Write the listing below out again exactly, dropping the images.

══ Data to use ══

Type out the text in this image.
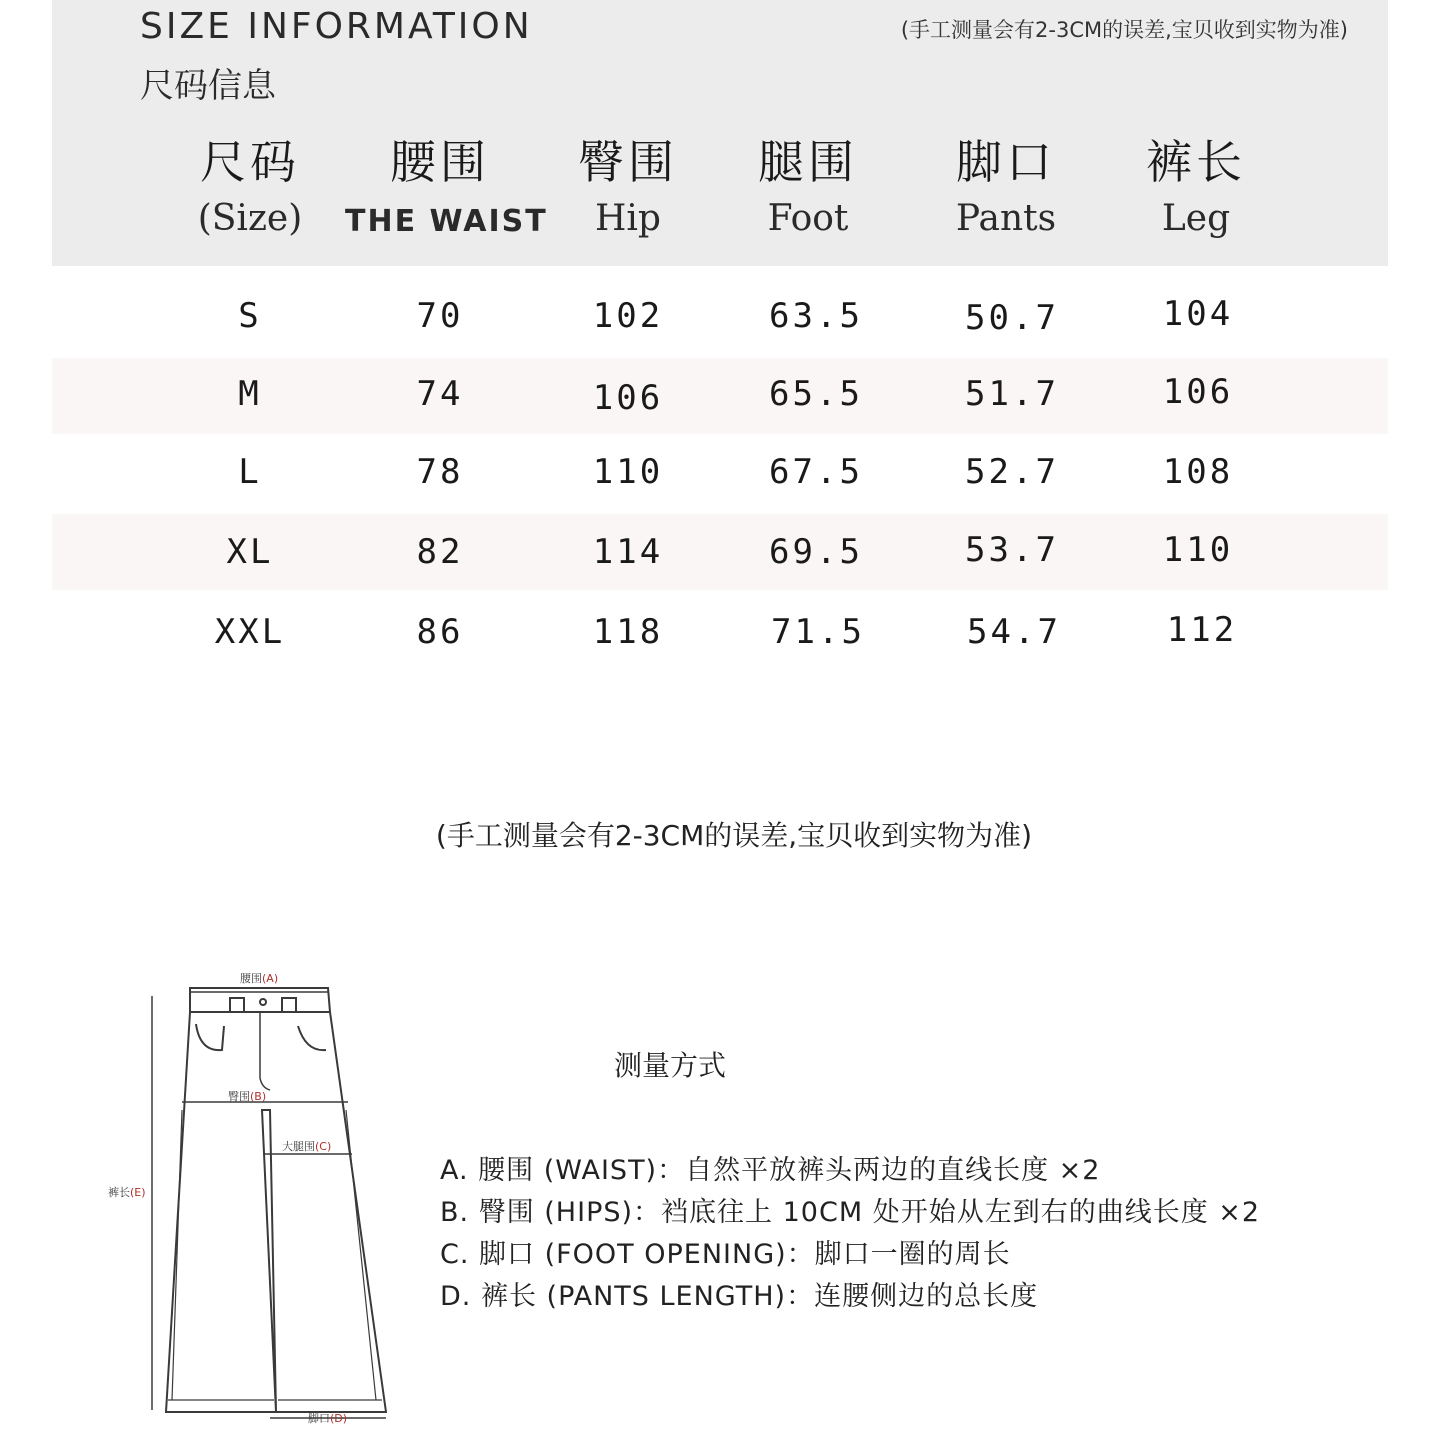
SIZE INFORMATION
尺码信息
(手工测量会有2-3CM的误差,宝贝收到实物为准)
尺码	腰围	臀围	腿围	脚口	裤长
(Size)	THE WAIST	Hip	Foot	Pants	Leg
S	70	102	63.5	50.7	104
M	74	106	65.5	51.7	106
L	78	110	67.5	52.7	108
XL	82	114	69.5	53.7	110
XXL	86	118	71.5	54.7	112
(手工测量会有2-3CM的误差,宝贝收到实物为准)
腰围(A)
臀围(B)
大腿围(C)
裤长(E)
脚口(D)
测量方式
A. 腰围 (WAIST)：自然平放裤头两边的直线长度 ×2
B. 臀围 (HIPS)：裆底往上 10CM 处开始从左到右的曲线长度 ×2
C. 脚口 (FOOT OPENING)：脚口一圈的周长
D. 裤长 (PANTS LENGTH)：连腰侧边的总长度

═══

## Answer for this exercise
Type out the text in this image.
SIZE INFORMATION
尺码信息
(手工测量会有2-3CM的误差,宝贝收到实物为准)
尺码	腰围	臀围	腿围	脚口	裤长
(Size)	THE WAIST	Hip	Foot	Pants	Leg
S	70	102	63.5	50.7	104
M	74	106	65.5	51.7	106
L	78	110	67.5	52.7	108
XL	82	114	69.5	53.7	110
XXL	86	118	71.5	54.7	112
(手工测量会有2-3CM的误差,宝贝收到实物为准)
腰围(A)
臀围(B)
大腿围(C)
裤长(E)
脚口(D)
测量方式
A. 腰围 (WAIST)：自然平放裤头两边的直线长度 ×2
B. 臀围 (HIPS)：裆底往上 10CM 处开始从左到右的曲线长度 ×2
C. 脚口 (FOOT OPENING)：脚口一圈的周长
D. 裤长 (PANTS LENGTH)：连腰侧边的总长度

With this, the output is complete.